### Data supplied
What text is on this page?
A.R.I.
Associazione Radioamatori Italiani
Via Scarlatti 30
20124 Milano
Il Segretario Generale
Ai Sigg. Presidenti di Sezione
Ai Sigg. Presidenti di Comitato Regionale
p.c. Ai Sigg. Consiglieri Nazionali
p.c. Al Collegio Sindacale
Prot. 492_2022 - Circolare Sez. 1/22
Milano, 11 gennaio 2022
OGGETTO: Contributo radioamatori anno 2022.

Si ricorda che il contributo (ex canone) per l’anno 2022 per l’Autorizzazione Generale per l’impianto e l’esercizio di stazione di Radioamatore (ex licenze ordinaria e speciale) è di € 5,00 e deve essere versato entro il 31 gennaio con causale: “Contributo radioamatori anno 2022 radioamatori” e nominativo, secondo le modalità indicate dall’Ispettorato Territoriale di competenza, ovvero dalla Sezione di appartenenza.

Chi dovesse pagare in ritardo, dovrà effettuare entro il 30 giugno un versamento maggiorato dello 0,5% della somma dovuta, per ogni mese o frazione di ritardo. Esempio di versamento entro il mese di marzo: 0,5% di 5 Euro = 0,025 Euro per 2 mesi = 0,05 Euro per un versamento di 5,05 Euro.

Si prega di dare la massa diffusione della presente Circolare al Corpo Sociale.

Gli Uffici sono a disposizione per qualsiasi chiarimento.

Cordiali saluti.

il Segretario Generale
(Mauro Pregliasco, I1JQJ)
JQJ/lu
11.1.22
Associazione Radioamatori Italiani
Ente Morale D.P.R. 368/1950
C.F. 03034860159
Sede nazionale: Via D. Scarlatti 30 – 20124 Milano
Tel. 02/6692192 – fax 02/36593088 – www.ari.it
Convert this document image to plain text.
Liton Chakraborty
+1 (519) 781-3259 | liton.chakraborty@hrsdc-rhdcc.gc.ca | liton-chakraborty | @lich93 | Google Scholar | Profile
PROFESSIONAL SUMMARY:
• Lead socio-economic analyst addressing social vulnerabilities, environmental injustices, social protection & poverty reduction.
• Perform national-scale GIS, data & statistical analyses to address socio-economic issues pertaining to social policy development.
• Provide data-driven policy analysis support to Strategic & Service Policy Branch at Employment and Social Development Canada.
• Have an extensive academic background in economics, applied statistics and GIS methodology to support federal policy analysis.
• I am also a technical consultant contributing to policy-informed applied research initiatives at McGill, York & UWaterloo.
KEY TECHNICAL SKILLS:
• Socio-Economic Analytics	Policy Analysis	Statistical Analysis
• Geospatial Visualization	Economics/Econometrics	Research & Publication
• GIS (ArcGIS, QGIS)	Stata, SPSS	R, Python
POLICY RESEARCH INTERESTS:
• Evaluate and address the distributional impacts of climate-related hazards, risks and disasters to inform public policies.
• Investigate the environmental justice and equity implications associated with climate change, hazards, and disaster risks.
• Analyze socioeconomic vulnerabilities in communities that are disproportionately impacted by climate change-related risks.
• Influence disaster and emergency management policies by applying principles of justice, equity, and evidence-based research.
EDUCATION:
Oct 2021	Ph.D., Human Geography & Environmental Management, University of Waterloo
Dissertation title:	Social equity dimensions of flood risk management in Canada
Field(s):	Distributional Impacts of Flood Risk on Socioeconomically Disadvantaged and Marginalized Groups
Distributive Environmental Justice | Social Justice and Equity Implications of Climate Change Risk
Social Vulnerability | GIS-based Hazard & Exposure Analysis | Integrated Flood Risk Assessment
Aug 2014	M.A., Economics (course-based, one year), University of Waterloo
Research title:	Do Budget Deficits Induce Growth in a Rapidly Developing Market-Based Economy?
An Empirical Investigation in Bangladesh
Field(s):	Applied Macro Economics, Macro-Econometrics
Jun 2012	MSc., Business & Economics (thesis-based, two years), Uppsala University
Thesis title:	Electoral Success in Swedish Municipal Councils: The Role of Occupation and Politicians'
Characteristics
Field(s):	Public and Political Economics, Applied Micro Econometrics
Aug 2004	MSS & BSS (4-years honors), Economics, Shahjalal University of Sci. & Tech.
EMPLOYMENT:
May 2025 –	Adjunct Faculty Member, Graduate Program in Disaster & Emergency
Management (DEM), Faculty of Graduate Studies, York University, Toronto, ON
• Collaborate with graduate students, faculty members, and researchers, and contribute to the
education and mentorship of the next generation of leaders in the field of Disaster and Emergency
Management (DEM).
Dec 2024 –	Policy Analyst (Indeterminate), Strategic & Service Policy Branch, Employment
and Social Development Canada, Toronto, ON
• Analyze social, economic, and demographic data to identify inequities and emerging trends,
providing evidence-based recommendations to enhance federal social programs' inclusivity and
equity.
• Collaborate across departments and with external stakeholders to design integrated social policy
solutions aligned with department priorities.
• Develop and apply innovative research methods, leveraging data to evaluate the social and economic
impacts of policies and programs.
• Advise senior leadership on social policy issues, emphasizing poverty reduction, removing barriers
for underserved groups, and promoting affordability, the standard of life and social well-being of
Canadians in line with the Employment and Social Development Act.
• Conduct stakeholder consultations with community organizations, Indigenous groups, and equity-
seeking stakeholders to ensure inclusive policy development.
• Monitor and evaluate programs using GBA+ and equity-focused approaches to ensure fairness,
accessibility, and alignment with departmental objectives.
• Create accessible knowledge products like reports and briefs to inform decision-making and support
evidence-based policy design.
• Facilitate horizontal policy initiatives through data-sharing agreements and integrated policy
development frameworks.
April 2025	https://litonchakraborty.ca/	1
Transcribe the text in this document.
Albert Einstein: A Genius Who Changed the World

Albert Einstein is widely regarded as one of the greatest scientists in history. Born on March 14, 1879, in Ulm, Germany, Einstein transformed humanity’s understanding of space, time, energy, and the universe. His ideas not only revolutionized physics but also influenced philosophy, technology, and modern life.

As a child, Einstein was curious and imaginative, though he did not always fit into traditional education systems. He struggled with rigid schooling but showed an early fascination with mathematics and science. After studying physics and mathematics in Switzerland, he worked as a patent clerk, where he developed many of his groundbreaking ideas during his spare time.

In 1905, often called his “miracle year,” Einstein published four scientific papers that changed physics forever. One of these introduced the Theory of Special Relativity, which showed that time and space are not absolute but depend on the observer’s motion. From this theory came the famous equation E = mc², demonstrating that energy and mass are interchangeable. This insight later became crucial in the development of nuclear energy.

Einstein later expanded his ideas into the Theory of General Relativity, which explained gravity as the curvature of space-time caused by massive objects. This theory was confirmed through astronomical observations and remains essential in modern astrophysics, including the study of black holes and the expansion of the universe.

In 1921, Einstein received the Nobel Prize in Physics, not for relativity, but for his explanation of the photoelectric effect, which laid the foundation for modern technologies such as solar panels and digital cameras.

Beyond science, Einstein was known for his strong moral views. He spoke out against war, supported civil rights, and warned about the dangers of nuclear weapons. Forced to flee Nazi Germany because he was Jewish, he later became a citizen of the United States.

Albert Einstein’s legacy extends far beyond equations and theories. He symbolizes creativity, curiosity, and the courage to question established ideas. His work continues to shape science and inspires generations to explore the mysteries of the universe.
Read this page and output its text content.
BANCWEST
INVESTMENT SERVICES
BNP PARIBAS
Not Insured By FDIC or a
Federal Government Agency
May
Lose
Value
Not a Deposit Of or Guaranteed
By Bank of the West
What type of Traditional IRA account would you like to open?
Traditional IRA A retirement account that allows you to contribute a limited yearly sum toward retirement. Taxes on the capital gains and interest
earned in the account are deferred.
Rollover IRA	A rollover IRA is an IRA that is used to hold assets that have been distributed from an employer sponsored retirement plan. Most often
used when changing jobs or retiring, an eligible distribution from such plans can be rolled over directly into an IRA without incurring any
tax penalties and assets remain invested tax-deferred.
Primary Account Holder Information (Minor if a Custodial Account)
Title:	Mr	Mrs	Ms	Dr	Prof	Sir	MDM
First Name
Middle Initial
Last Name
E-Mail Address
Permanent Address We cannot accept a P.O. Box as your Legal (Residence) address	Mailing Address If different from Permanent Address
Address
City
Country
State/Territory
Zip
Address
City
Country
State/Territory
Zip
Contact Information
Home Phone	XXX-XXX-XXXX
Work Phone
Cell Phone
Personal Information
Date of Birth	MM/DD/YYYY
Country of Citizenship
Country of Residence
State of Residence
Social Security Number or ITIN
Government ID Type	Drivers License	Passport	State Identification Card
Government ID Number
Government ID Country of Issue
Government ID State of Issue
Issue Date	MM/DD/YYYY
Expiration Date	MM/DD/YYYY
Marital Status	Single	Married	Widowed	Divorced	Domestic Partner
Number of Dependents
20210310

### Task requirements
Pick out, from the lines above, every one that contains the string "Analyze".

### Solution to this exercise
• Analyze socioeconomic vulnerabilities in communities that are disproportionately impacted by climate change-related risks.
• Analyze social, economic, and demographic data to identify inequities and emerging trends,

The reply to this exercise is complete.